**GIVEN EXERCISE:** Can you retype every record below exactly as written?

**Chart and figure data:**
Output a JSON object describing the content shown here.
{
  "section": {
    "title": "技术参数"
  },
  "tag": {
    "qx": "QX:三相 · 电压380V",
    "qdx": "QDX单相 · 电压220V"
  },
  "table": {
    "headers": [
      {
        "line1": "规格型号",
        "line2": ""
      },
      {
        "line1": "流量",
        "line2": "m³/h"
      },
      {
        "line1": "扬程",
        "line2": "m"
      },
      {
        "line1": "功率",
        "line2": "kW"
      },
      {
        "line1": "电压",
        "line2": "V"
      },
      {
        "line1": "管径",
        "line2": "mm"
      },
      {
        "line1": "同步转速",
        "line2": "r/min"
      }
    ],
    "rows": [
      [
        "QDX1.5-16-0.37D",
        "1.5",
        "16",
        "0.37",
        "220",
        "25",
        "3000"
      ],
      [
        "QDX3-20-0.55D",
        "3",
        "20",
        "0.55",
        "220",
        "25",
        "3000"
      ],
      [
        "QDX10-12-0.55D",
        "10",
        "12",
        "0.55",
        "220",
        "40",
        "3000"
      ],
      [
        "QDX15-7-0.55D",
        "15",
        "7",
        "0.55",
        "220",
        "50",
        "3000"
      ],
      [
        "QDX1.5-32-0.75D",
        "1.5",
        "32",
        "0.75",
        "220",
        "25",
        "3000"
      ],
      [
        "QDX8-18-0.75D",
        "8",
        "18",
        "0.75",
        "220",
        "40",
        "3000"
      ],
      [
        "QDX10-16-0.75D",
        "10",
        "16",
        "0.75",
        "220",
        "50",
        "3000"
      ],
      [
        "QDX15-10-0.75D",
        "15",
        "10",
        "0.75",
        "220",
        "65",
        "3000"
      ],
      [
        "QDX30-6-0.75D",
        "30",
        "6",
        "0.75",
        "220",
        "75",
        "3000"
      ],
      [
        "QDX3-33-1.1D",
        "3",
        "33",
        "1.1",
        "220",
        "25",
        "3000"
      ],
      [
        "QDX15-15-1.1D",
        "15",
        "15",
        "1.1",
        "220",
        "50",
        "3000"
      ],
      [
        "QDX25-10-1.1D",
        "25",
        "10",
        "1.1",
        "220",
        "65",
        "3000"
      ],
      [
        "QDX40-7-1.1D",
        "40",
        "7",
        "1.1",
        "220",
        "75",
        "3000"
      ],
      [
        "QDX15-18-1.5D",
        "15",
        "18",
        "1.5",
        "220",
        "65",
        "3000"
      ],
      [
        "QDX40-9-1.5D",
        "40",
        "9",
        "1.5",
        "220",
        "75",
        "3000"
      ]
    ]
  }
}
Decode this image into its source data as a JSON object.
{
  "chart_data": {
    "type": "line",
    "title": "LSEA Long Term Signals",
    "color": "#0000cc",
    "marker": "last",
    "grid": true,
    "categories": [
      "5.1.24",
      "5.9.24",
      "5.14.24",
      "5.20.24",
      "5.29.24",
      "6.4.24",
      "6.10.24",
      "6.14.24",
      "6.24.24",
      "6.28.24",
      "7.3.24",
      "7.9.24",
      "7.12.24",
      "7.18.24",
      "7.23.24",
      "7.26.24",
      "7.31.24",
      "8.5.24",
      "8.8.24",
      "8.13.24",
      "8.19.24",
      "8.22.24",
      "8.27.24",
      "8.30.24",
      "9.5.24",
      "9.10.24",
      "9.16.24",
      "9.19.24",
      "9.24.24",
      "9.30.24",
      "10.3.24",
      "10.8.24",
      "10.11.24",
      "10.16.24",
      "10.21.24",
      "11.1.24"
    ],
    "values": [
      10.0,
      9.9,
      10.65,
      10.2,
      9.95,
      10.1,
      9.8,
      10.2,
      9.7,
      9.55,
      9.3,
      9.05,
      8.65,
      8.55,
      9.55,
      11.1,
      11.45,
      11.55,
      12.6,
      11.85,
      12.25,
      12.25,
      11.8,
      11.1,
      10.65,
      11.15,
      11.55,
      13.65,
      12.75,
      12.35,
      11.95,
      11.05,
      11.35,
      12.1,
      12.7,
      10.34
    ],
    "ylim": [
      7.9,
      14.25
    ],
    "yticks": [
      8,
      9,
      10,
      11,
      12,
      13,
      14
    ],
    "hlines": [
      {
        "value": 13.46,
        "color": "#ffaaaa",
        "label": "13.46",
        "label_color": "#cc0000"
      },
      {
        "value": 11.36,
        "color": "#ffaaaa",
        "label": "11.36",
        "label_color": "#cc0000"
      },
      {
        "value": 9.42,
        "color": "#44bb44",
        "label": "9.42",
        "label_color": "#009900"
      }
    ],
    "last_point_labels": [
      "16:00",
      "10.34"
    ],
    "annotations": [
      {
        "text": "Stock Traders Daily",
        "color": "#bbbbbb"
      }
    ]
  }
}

**CORRECT OUTPUT:**
Output a JSON object describing the content shown here.
{
  "section": {
    "title": "技术参数"
  },
  "tag": {
    "qx": "QX:三相 · 电压380V",
    "qdx": "QDX单相 · 电压220V"
  },
  "table": {
    "headers": [
      {
        "line1": "规格型号",
        "line2": ""
      },
      {
        "line1": "流量",
        "line2": "m³/h"
      },
      {
        "line1": "扬程",
        "line2": "m"
      },
      {
        "line1": "功率",
        "line2": "kW"
      },
      {
        "line1": "电压",
        "line2": "V"
      },
      {
        "line1": "管径",
        "line2": "mm"
      },
      {
        "line1": "同步转速",
        "line2": "r/min"
      }
    ],
    "rows": [
      [
        "QDX1.5-16-0.37D",
        "1.5",
        "16",
        "0.37",
        "220",
        "25",
        "3000"
      ],
      [
        "QDX3-20-0.55D",
        "3",
        "20",
        "0.55",
        "220",
        "25",
        "3000"
      ],
      [
        "QDX10-12-0.55D",
        "10",
        "12",
        "0.55",
        "220",
        "40",
        "3000"
      ],
      [
        "QDX15-7-0.55D",
        "15",
        "7",
        "0.55",
        "220",
        "50",
        "3000"
      ],
      [
        "QDX1.5-32-0.75D",
        "1.5",
        "32",
        "0.75",
        "220",
        "25",
        "3000"
      ],
      [
        "QDX8-18-0.75D",
        "8",
        "18",
        "0.75",
        "220",
        "40",
        "3000"
      ],
      [
        "QDX10-16-0.75D",
        "10",
        "16",
        "0.75",
        "220",
        "50",
        "3000"
      ],
      [
        "QDX15-10-0.75D",
        "15",
        "10",
        "0.75",
        "220",
        "65",
        "3000"
      ],
      [
        "QDX30-6-0.75D",
        "30",
        "6",
        "0.75",
        "220",
        "75",
        "3000"
      ],
      [
        "QDX3-33-1.1D",
        "3",
        "33",
        "1.1",
        "220",
        "25",
        "3000"
      ],
      [
        "QDX15-15-1.1D",
        "15",
        "15",
        "1.1",
        "220",
        "50",
        "3000"
      ],
      [
        "QDX25-10-1.1D",
        "25",
        "10",
        "1.1",
        "220",
        "65",
        "3000"
      ],
      [
        "QDX40-7-1.1D",
        "40",
        "7",
        "1.1",
        "220",
        "75",
        "3000"
      ],
      [
        "QDX15-18-1.5D",
        "15",
        "18",
        "1.5",
        "220",
        "65",
        "3000"
      ],
      [
        "QDX40-9-1.5D",
        "40",
        "9",
        "1.5",
        "220",
        "75",
        "3000"
      ]
    ]
  }
}
Decode this image into its source data as a JSON object.
{
  "chart_data": {
    "type": "line",
    "title": "LSEA Long Term Signals",
    "color": "#0000cc",
    "marker": "last",
    "grid": true,
    "categories": [
      "5.1.24",
      "5.9.24",
      "5.14.24",
      "5.20.24",
      "5.29.24",
      "6.4.24",
      "6.10.24",
      "6.14.24",
      "6.24.24",
      "6.28.24",
      "7.3.24",
      "7.9.24",
      "7.12.24",
      "7.18.24",
      "7.23.24",
      "7.26.24",
      "7.31.24",
      "8.5.24",
      "8.8.24",
      "8.13.24",
      "8.19.24",
      "8.22.24",
      "8.27.24",
      "8.30.24",
      "9.5.24",
      "9.10.24",
      "9.16.24",
      "9.19.24",
      "9.24.24",
      "9.30.24",
      "10.3.24",
      "10.8.24",
      "10.11.24",
      "10.16.24",
      "10.21.24",
      "11.1.24"
    ],
    "values": [
      10.0,
      9.9,
      10.65,
      10.2,
      9.95,
      10.1,
      9.8,
      10.2,
      9.7,
      9.55,
      9.3,
      9.05,
      8.65,
      8.55,
      9.55,
      11.1,
      11.45,
      11.55,
      12.6,
      11.85,
      12.25,
      12.25,
      11.8,
      11.1,
      10.65,
      11.15,
      11.55,
      13.65,
      12.75,
      12.35,
      11.95,
      11.05,
      11.35,
      12.1,
      12.7,
      10.34
    ],
    "ylim": [
      7.9,
      14.25
    ],
    "yticks": [
      8,
      9,
      10,
      11,
      12,
      13,
      14
    ],
    "hlines": [
      {
        "value": 13.46,
        "color": "#ffaaaa",
        "label": "13.46",
        "label_color": "#cc0000"
      },
      {
        "value": 11.36,
        "color": "#ffaaaa",
        "label": "11.36",
        "label_color": "#cc0000"
      },
      {
        "value": 9.42,
        "color": "#44bb44",
        "label": "9.42",
        "label_color": "#009900"
      }
    ],
    "last_point_labels": [
      "16:00",
      "10.34"
    ],
    "annotations": [
      {
        "text": "Stock Traders Daily",
        "color": "#bbbbbb"
      }
    ]
  }
}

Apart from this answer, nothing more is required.